= JOB A =
From the page on Duchy daemons, quote the passage starting at "Claims new computations" and ending after "computation data (CronJob)".
= JOB B =
Continue the page on Duchy daemons and the Herald, picking up right after its final sentence.

= EXCERPTED PASSAGE =

-- begin --

Skip to main content
Duchy daemons are background processes that coordinate computation workflows, claim work from the Kingdom, schedule mill jobs, and clean up old computations. Unlike the always-running gRPC services, daemons actively poll for work and orchestrate computation execution.

Overview

Herald Daemon

Claims new computations from Kingdom

Mill Job Scheduler

Schedules Kubernetes Jobs for computation stages

Computations Cleaner

Removes old computation data (CronJob)

Herald Daemon

Image: duchy/herald
Deployment Name: {duchy-name}-herald-daemon
Type: Continuous deployment

Purpose

The Herald is the duchy’s agent for discovering and claiming work from the Kingdom. It continuously monitors the Kingdom’s System API for new computations assigned to this duchy and initializes them in the local duchy database.

Implementation

Implemented in src/main/kotlin/org/wfanet/measurement/duchy/herald/: File: Herald.kt

Responsibilities

The Herald polls the Kingdom System API to discover new computations:
  • Streams active computations from Kingdom
  • Filters for computations where this duchy is a participant
  • Identifies computations not yet known locally
  • Detects state changes in existing computations
Claims computations by:
  • Creating computation records in local Spanner database
  • Confirming participation with Kingdom
  • Initializing computation tokens for work locking
  • Setting initial computation stage
  • Storing protocol-specific configuration
Keeps duchy state in sync with Kingdom:
  • Detects when Kingdom advances computation state
  • Updates local computation records accordingly
  • Handles computation cancellation from Kingdom
  • Marks computations as completed when Kingdom indicates success
Manages the full lifecycle:
  • WAIT_TO_START: Waiting for all participants to confirm
  • READY: Ready to begin computation
  • RUNNING: Actively computing
  • SUCCEEDED/FAILED/CANCELLED: Terminal states
Herald can optionally delete computations in terminal states based on configuration.

-- end --

= EXTRACTED RECORDS =
-- begin --

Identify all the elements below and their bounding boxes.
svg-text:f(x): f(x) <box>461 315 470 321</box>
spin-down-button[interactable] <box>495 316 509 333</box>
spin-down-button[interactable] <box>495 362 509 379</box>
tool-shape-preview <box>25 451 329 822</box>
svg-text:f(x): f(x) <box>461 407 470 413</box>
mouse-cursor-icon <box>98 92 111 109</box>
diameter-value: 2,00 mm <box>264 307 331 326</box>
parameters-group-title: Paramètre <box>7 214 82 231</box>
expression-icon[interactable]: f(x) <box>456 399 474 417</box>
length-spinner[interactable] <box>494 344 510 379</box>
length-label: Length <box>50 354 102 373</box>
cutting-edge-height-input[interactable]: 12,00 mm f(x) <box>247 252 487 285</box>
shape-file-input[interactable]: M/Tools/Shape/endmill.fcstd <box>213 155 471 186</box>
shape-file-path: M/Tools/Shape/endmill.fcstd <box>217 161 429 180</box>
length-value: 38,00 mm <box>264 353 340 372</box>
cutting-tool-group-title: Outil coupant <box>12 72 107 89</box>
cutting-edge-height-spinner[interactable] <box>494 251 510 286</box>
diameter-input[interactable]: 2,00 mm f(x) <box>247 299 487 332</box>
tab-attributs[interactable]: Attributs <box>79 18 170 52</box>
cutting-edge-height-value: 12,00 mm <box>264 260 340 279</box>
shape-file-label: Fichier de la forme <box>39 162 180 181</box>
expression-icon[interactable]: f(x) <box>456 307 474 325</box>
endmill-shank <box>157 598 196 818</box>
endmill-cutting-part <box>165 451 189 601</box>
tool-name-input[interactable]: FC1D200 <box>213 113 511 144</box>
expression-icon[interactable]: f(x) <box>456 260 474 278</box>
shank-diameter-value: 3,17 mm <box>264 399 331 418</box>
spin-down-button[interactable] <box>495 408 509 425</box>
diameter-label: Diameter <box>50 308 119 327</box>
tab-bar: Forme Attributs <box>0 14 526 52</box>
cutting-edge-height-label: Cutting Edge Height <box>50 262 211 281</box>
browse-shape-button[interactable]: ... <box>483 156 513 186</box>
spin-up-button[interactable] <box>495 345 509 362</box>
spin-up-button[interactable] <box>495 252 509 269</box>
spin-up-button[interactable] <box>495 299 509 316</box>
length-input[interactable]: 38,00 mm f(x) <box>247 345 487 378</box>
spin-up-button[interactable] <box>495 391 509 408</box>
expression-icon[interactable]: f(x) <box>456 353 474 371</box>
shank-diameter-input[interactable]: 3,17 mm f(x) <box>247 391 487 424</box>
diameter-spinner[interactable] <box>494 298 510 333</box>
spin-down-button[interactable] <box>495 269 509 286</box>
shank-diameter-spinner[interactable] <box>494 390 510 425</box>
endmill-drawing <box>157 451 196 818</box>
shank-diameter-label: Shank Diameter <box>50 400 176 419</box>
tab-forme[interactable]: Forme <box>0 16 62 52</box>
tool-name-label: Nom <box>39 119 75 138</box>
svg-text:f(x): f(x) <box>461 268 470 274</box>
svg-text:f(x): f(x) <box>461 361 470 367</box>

-- end --

= EXERCISE RESULT A =
Claims new computations from Kingdom

Mill Job Scheduler

Schedules Kubernetes Jobs for computation stages

Computations Cleaner

Removes old computation data (CronJob)

= EXERCISE RESULT B =
Key Features

Streaming Protocol: The Herald uses gRPC streaming to efficiently monitor computations:
systemComputationsClient.streamActiveComputations(request)
  .catch { exception ->
    // Handle transient errors with retry
  }
  .collect { computation ->
    processSystemComputationChange(computation)
  }
Concurrency Control:
  • Uses semaphore to limit concurrent computation processing
  • Default max concurrency: 5 computations
  • Prevents overwhelming the database with parallel writes
Continuation Tokens:
  • Maintains resumption tokens for streaming
  • Enables recovery from network interruptions
  • Ensures no computations are missed during reconnection
Error Handling:
  • Exponential backoff for transient failures
  • Maximum retry attempts (default: 5 for streaming, 3 for operations)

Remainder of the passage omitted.